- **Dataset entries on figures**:

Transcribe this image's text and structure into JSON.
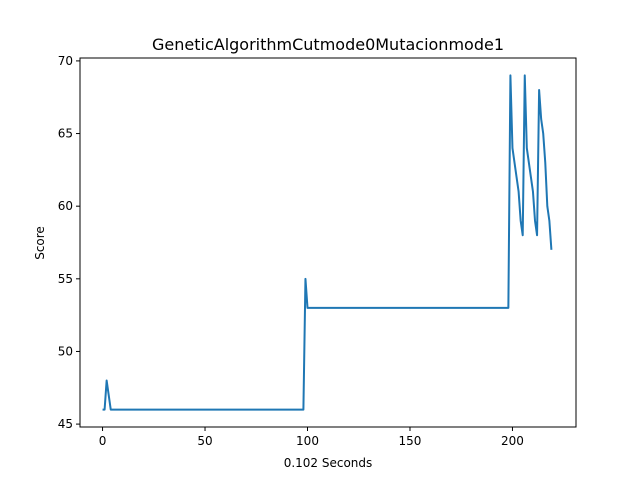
{
  "chart_data": {
    "type": "line",
    "title": "GeneticAlgorithmCutmode0Mutacionmode1",
    "xlabel": "0.102 Seconds",
    "ylabel": "Score",
    "xlim": [
      -11,
      231
    ],
    "ylim": [
      44.8,
      70.2
    ],
    "xticks": [
      0,
      50,
      100,
      150,
      200
    ],
    "yticks": [
      45,
      50,
      55,
      60,
      65,
      70
    ],
    "grid": false,
    "line_color": "#1f77b4",
    "series": [
      {
        "points": [
          [
            0,
            46
          ],
          [
            1,
            46
          ],
          [
            2,
            48
          ],
          [
            3,
            47
          ],
          [
            4,
            46
          ],
          [
            50,
            46
          ],
          [
            98,
            46
          ],
          [
            99,
            55
          ],
          [
            100,
            53
          ],
          [
            150,
            53
          ],
          [
            198,
            53
          ],
          [
            199,
            69
          ],
          [
            200,
            64
          ],
          [
            202,
            62
          ],
          [
            203,
            61
          ],
          [
            204,
            59
          ],
          [
            205,
            58
          ],
          [
            206,
            69
          ],
          [
            207,
            64
          ],
          [
            209,
            62
          ],
          [
            210,
            61
          ],
          [
            211,
            59
          ],
          [
            212,
            58
          ],
          [
            213,
            68
          ],
          [
            214,
            66
          ],
          [
            215,
            65
          ],
          [
            216,
            63
          ],
          [
            217,
            60
          ],
          [
            218,
            59
          ],
          [
            219,
            57
          ]
        ]
      }
    ]
  }
}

- **Task goal**:
Copy all the lines of data exactly as they appear, dropping any images.

- **Exercise output**:
Transcribe this image's text and structure into JSON.
{
  "chart_data": {
    "type": "line",
    "title": "GeneticAlgorithmCutmode0Mutacionmode1",
    "xlabel": "0.102 Seconds",
    "ylabel": "Score",
    "xlim": [
      -11,
      231
    ],
    "ylim": [
      44.8,
      70.2
    ],
    "xticks": [
      0,
      50,
      100,
      150,
      200
    ],
    "yticks": [
      45,
      50,
      55,
      60,
      65,
      70
    ],
    "grid": false,
    "line_color": "#1f77b4",
    "series": [
      {
        "points": [
          [
            0,
            46
          ],
          [
            1,
            46
          ],
          [
            2,
            48
          ],
          [
            3,
            47
          ],
          [
            4,
            46
          ],
          [
            50,
            46
          ],
          [
            98,
            46
          ],
          [
            99,
            55
          ],
          [
            100,
            53
          ],
          [
            150,
            53
          ],
          [
            198,
            53
          ],
          [
            199,
            69
          ],
          [
            200,
            64
          ],
          [
            202,
            62
          ],
          [
            203,
            61
          ],
          [
            204,
            59
          ],
          [
            205,
            58
          ],
          [
            206,
            69
          ],
          [
            207,
            64
          ],
          [
            209,
            62
          ],
          [
            210,
            61
          ],
          [
            211,
            59
          ],
          [
            212,
            58
          ],
          [
            213,
            68
          ],
          [
            214,
            66
          ],
          [
            215,
            65
          ],
          [
            216,
            63
          ],
          [
            217,
            60
          ],
          [
            218,
            59
          ],
          [
            219,
            57
          ]
        ]
      }
    ]
  }
}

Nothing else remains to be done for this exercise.